— Directions for this task —
Transcribe every entry below word for word, but skip the pictures.

Data entries for graphics:
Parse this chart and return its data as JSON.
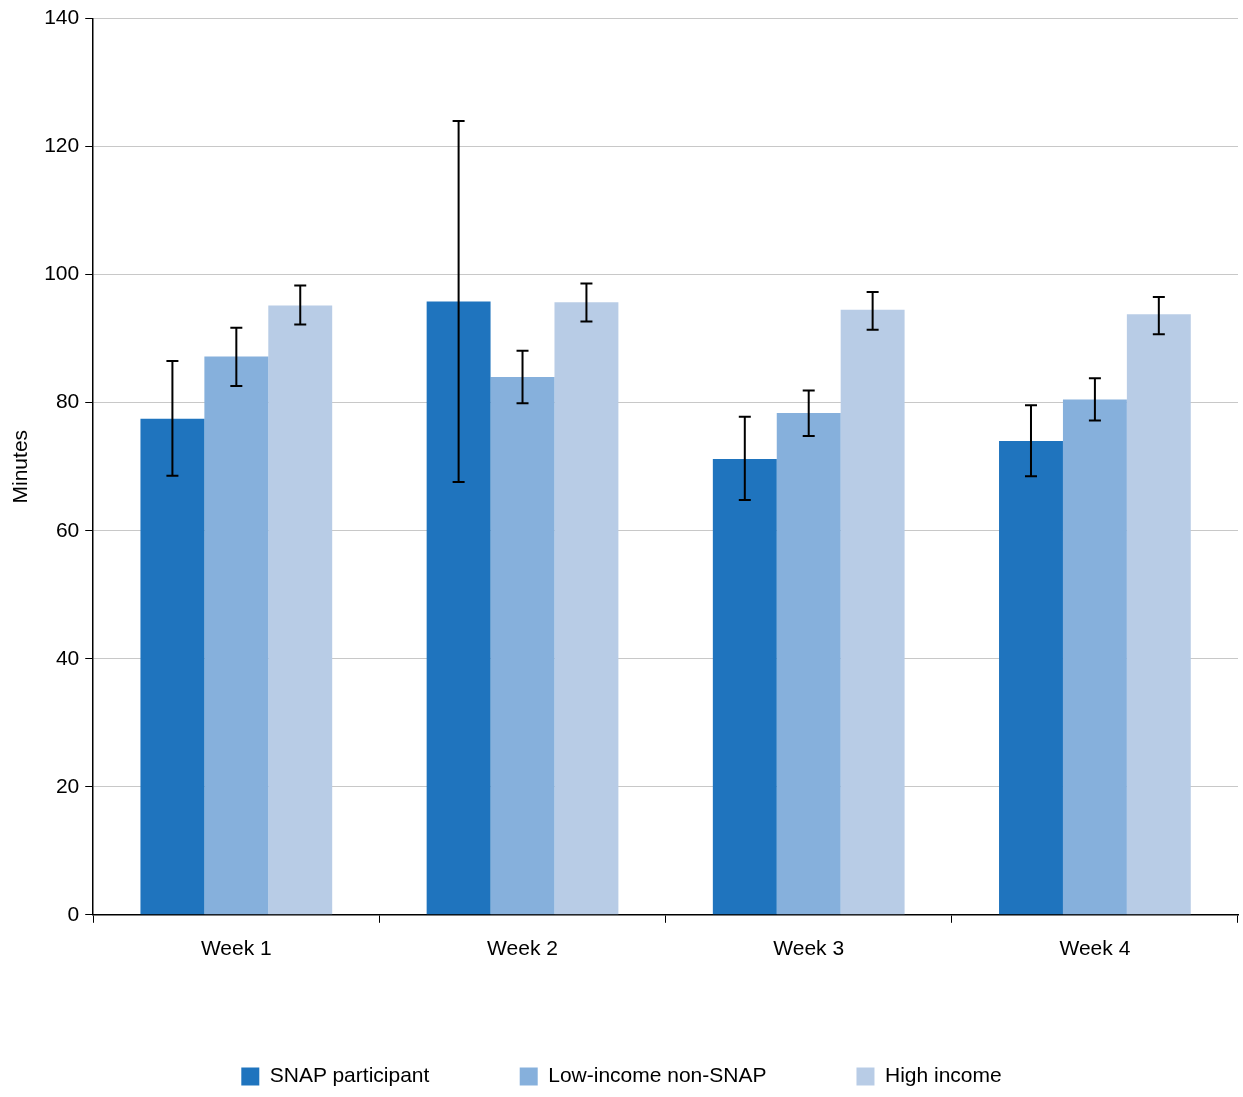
{
  "chart_data": {
    "type": "bar",
    "ylabel": "Minutes",
    "categories": [
      "Week 1",
      "Week 2",
      "Week 3",
      "Week 4"
    ],
    "series": [
      {
        "name": "SNAP participant",
        "color": "#1f74be",
        "values": [
          77.5,
          95.8,
          71.2,
          74.0
        ],
        "errors": [
          [
            68.6,
            86.5
          ],
          [
            67.6,
            124.0
          ],
          [
            64.8,
            77.8
          ],
          [
            68.5,
            79.6
          ]
        ]
      },
      {
        "name": "Low-income non-SNAP",
        "color": "#86b0dc",
        "values": [
          87.2,
          84.0,
          78.4,
          80.5
        ],
        "errors": [
          [
            82.6,
            91.7
          ],
          [
            79.9,
            88.1
          ],
          [
            74.8,
            81.9
          ],
          [
            77.2,
            83.8
          ]
        ]
      },
      {
        "name": "High income",
        "color": "#b8cce6",
        "values": [
          95.2,
          95.7,
          94.5,
          93.8
        ],
        "errors": [
          [
            92.2,
            98.3
          ],
          [
            92.7,
            98.6
          ],
          [
            91.4,
            97.3
          ],
          [
            90.7,
            96.5
          ]
        ]
      }
    ],
    "ylim": [
      0,
      140
    ],
    "yticks": [
      0,
      20,
      40,
      60,
      80,
      100,
      120,
      140
    ],
    "grid": "y",
    "legend": "bottom"
  }
}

— Result for this exercise —
Parse this chart and return its data as JSON.
{
  "chart_data": {
    "type": "bar",
    "ylabel": "Minutes",
    "categories": [
      "Week 1",
      "Week 2",
      "Week 3",
      "Week 4"
    ],
    "series": [
      {
        "name": "SNAP participant",
        "color": "#1f74be",
        "values": [
          77.5,
          95.8,
          71.2,
          74.0
        ],
        "errors": [
          [
            68.6,
            86.5
          ],
          [
            67.6,
            124.0
          ],
          [
            64.8,
            77.8
          ],
          [
            68.5,
            79.6
          ]
        ]
      },
      {
        "name": "Low-income non-SNAP",
        "color": "#86b0dc",
        "values": [
          87.2,
          84.0,
          78.4,
          80.5
        ],
        "errors": [
          [
            82.6,
            91.7
          ],
          [
            79.9,
            88.1
          ],
          [
            74.8,
            81.9
          ],
          [
            77.2,
            83.8
          ]
        ]
      },
      {
        "name": "High income",
        "color": "#b8cce6",
        "values": [
          95.2,
          95.7,
          94.5,
          93.8
        ],
        "errors": [
          [
            92.2,
            98.3
          ],
          [
            92.7,
            98.6
          ],
          [
            91.4,
            97.3
          ],
          [
            90.7,
            96.5
          ]
        ]
      }
    ],
    "ylim": [
      0,
      140
    ],
    "yticks": [
      0,
      20,
      40,
      60,
      80,
      100,
      120,
      140
    ],
    "grid": "y",
    "legend": "bottom"
  }
}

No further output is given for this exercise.